Show each line of the data below that has the string "JSON" in it.

MATERIAL SHOWN:
>> Begin

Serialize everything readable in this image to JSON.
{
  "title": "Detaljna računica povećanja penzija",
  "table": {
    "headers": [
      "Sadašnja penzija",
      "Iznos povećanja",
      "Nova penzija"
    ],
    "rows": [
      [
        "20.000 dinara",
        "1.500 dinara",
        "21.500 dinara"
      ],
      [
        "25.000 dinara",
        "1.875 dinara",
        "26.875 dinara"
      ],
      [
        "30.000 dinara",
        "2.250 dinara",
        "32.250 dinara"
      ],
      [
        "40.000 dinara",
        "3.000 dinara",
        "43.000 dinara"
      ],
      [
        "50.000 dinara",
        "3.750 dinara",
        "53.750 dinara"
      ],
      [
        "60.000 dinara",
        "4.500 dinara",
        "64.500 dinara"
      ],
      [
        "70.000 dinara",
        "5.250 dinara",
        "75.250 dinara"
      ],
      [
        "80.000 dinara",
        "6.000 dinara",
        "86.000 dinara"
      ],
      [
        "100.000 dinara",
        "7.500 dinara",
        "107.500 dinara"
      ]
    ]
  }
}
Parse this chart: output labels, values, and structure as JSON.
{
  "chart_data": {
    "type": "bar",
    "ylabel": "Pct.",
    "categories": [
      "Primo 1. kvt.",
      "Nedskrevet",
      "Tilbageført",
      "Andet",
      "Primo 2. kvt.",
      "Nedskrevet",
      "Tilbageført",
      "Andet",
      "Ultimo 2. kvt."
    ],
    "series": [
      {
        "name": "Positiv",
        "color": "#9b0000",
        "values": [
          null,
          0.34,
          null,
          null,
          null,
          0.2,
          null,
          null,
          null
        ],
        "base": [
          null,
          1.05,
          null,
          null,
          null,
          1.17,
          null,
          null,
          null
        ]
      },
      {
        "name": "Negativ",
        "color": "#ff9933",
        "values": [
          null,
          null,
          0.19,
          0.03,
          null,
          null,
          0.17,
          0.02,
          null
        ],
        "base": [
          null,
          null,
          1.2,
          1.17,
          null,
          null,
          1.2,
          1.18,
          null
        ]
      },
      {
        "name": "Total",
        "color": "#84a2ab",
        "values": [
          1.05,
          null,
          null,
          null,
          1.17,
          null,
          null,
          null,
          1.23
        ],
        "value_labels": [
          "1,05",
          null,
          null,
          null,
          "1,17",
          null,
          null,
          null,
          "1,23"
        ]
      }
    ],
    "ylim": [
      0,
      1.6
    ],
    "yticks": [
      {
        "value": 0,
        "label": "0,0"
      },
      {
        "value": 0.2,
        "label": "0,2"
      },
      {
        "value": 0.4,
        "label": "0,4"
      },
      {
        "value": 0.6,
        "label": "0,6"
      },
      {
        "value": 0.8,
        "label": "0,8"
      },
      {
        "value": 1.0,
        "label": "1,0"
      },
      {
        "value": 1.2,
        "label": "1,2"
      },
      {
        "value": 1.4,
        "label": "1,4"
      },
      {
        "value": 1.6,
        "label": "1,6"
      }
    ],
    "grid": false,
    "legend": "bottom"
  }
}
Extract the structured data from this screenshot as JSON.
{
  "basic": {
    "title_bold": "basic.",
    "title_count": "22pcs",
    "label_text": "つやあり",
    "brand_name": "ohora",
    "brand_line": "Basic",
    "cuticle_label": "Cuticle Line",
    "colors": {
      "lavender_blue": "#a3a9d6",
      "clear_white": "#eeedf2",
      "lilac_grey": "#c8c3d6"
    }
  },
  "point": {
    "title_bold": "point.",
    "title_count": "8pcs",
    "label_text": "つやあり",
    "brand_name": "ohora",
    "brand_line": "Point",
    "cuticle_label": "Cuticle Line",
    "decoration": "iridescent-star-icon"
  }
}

>> End

OUTPUT FOR THIS TASK:
Serialize everything readable in this image to JSON.
Parse this chart: output labels, values, and structure as JSON.
Extract the structured data from this screenshot as JSON.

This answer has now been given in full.